● Instructions for the task
Word for word, print each line of the listing below; pictures stay out.

╔══

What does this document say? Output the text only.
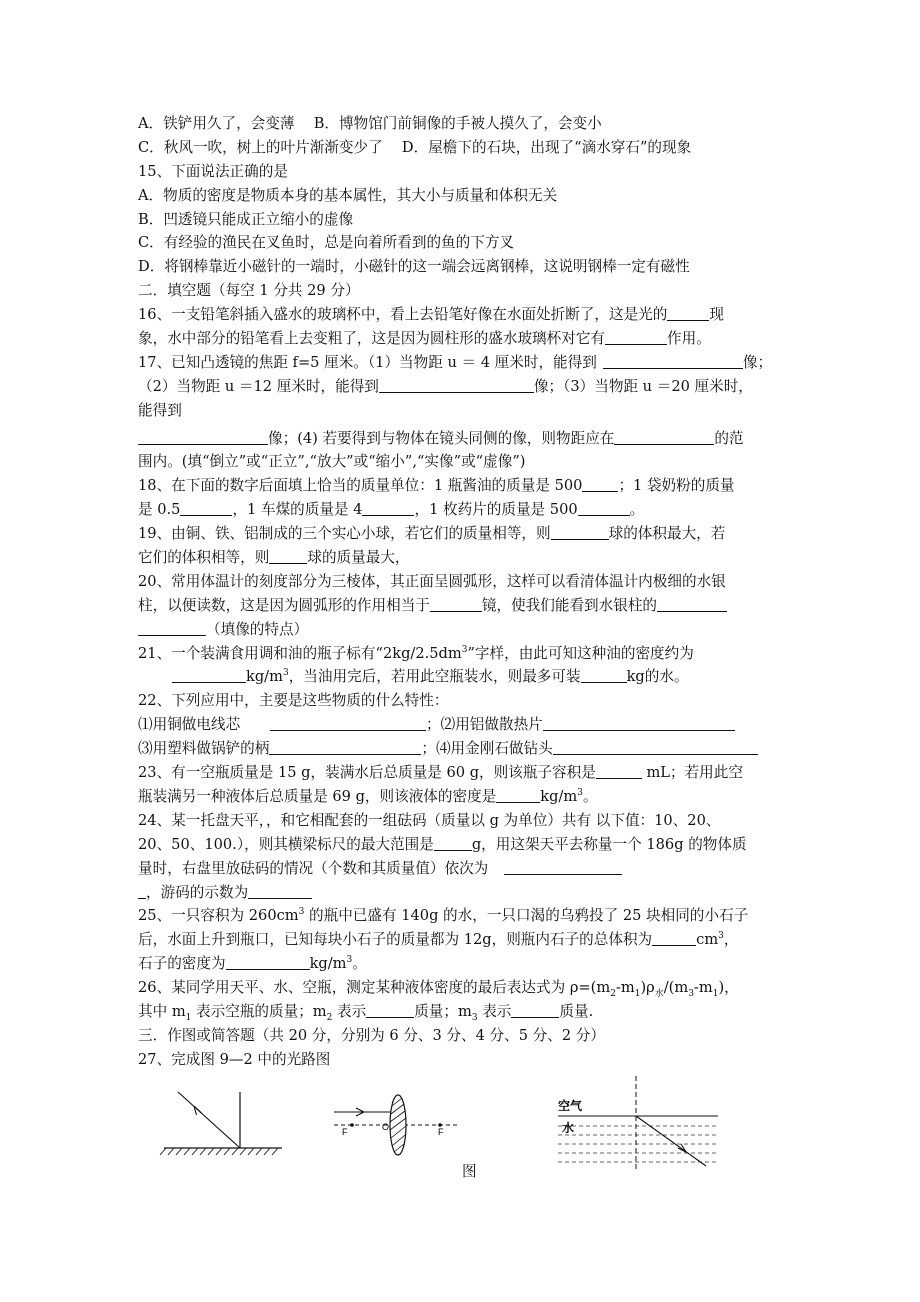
A．铁铲用久了，会变薄　 B．博物馆门前铜像的手被人摸久了，会变小
C．秋风一吹，树上的叶片渐渐变少了　 D．屋檐下的石块，出现了“滴水穿石”的现象
15、下面说法正确的是
A．物质的密度是物质本身的基本属性，其大小与质量和体积无关
B．凹透镜只能成正立缩小的虚像
C．有经验的渔民在叉鱼时，总是向着所看到的鱼的下方叉
D．将钢棒靠近小磁针的一端时，小磁针的这一端会远离钢棒，这说明钢棒一定有磁性
二．填空题（每空 1 分共 29 分）
16、一支铅笔斜插入盛水的玻璃杯中，看上去铅笔好像在水面处折断了，这是光的	现
象，水中部分的铅笔看上去变粗了，这是因为圆柱形的盛水玻璃杯对它有	作用。
17、已知凸透镜的焦距 f=5 厘米。（1）当物距 u ＝ 4 厘米时，能得到	像；
（2）当物距 u ＝12 厘米时，能得到	像；（3）当物距 u ＝20 厘米时，
能得到
像；(4) 若要得到与物体在镜头同侧的像，则物距应在	的范
围内。(填“倒立”或“正立”,“放大”或“缩小”,“实像”或“虚像”)
18、在下面的数字后面填上恰当的质量单位：1 瓶酱油的质量是 500 ；1 袋奶粉的质量
是 0.5	，1 车煤的质量是 4	，1 枚药片的质量是 500	。
19、由铜、铁、铝制成的三个实心小球，若它们的质量相等，则	球的体积最大，若
它们的体积相等，则	球的质量最大，
20、常用体温计的刻度部分为三棱体，其正面呈圆弧形，这样可以看清体温计内极细的水银
柱，以便读数，这是因为圆弧形的作用相当于	镜，使我们能看到水银柱的
（填像的特点）
21、一个装满食用调和油的瓶子标有“$2kg/2.5dm^3$”字样，由此可知这种油的密度约为
$kg/m^3$，当油用完后，若用此空瓶装水，则最多可装	kg的水。
22、下列应用中，主要是这些物质的什么特性：
⑴用铜做电线芯	；⑵用铝做散热片
⑶用塑料做锅铲的柄	；⑷用金刚石做钻头
23、有一空瓶质量是 15 g，装满水后总质量是 60 g，则该瓶子容积是	mL；若用此空
瓶装满另一种液体后总质量是 69 g，则该液体的密度是	$kg/m^3$。
24、某一托盘天平，，和它相配套的一组砝码（质量以 g 为单位）共有 以下值：10、20、
20、50、100.），则其横梁标尺的最大范围是	g，用这架天平去称量一个 186g 的物体质
量时，右盘里放砝码的情况（个数和其质量值）依次为
，游码的示数为
25、一只容积为 $260cm^3$ 的瓶中已盛有 140g 的水，一只口渴的乌鸦投了 25 块相同的小石子
后，水面上升到瓶口，已知每块小石子的质量都为 12g，则瓶内石子的总体积为	$cm^3$，
石子的密度为	$kg/m^3$。
26、某同学用天平、水、空瓶，测定某种液体密度的最后表达式为 $\rho=(m_2-m_1)\rho_水/(m_3-m_1)$，
其中 $m_1$ 表示空瓶的质量；$m_2$ 表示	质量；$m_3$ 表示	质量.
三．作图或简答题（共 20 分，分别为 6 分、3 分、4 分、5 分、2 分）
27、完成图 9—2 中的光路图
F	O	F
空气
水
图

╚══

● Exercise response
What does this document say? Output the text only.
A．铁铲用久了，会变薄　 B．博物馆门前铜像的手被人摸久了，会变小
C．秋风一吹，树上的叶片渐渐变少了　 D．屋檐下的石块，出现了“滴水穿石”的现象
15、下面说法正确的是
A．物质的密度是物质本身的基本属性，其大小与质量和体积无关
B．凹透镜只能成正立缩小的虚像
C．有经验的渔民在叉鱼时，总是向着所看到的鱼的下方叉
D．将钢棒靠近小磁针的一端时，小磁针的这一端会远离钢棒，这说明钢棒一定有磁性
二．填空题（每空 1 分共 29 分）
16、一支铅笔斜插入盛水的玻璃杯中，看上去铅笔好像在水面处折断了，这是光的	现
象，水中部分的铅笔看上去变粗了，这是因为圆柱形的盛水玻璃杯对它有	作用。
17、已知凸透镜的焦距 f=5 厘米。（1）当物距 u ＝ 4 厘米时，能得到	像；
（2）当物距 u ＝12 厘米时，能得到	像；（3）当物距 u ＝20 厘米时，
能得到
像；(4) 若要得到与物体在镜头同侧的像，则物距应在	的范
围内。(填“倒立”或“正立”,“放大”或“缩小”,“实像”或“虚像”)
18、在下面的数字后面填上恰当的质量单位：1 瓶酱油的质量是 500 ；1 袋奶粉的质量
是 0.5	，1 车煤的质量是 4	，1 枚药片的质量是 500	。
19、由铜、铁、铝制成的三个实心小球，若它们的质量相等，则	球的体积最大，若
它们的体积相等，则	球的质量最大，
20、常用体温计的刻度部分为三棱体，其正面呈圆弧形，这样可以看清体温计内极细的水银
柱，以便读数，这是因为圆弧形的作用相当于	镜，使我们能看到水银柱的
（填像的特点）
21、一个装满食用调和油的瓶子标有“$2kg/2.5dm^3$”字样，由此可知这种油的密度约为
$kg/m^3$，当油用完后，若用此空瓶装水，则最多可装	kg的水。
22、下列应用中，主要是这些物质的什么特性：
⑴用铜做电线芯	；⑵用铝做散热片
⑶用塑料做锅铲的柄	；⑷用金刚石做钻头
23、有一空瓶质量是 15 g，装满水后总质量是 60 g，则该瓶子容积是	mL；若用此空
瓶装满另一种液体后总质量是 69 g，则该液体的密度是	$kg/m^3$。
24、某一托盘天平，，和它相配套的一组砝码（质量以 g 为单位）共有 以下值：10、20、
20、50、100.），则其横梁标尺的最大范围是	g，用这架天平去称量一个 186g 的物体质
量时，右盘里放砝码的情况（个数和其质量值）依次为
，游码的示数为
25、一只容积为 $260cm^3$ 的瓶中已盛有 140g 的水，一只口渴的乌鸦投了 25 块相同的小石子
后，水面上升到瓶口，已知每块小石子的质量都为 12g，则瓶内石子的总体积为	$cm^3$，
石子的密度为	$kg/m^3$。
26、某同学用天平、水、空瓶，测定某种液体密度的最后表达式为 $\rho=(m_2-m_1)\rho_水/(m_3-m_1)$，
其中 $m_1$ 表示空瓶的质量；$m_2$ 表示	质量；$m_3$ 表示	质量.
三．作图或简答题（共 20 分，分别为 6 分、3 分、4 分、5 分、2 分）
27、完成图 9—2 中的光路图
F	O	F
空气
水
图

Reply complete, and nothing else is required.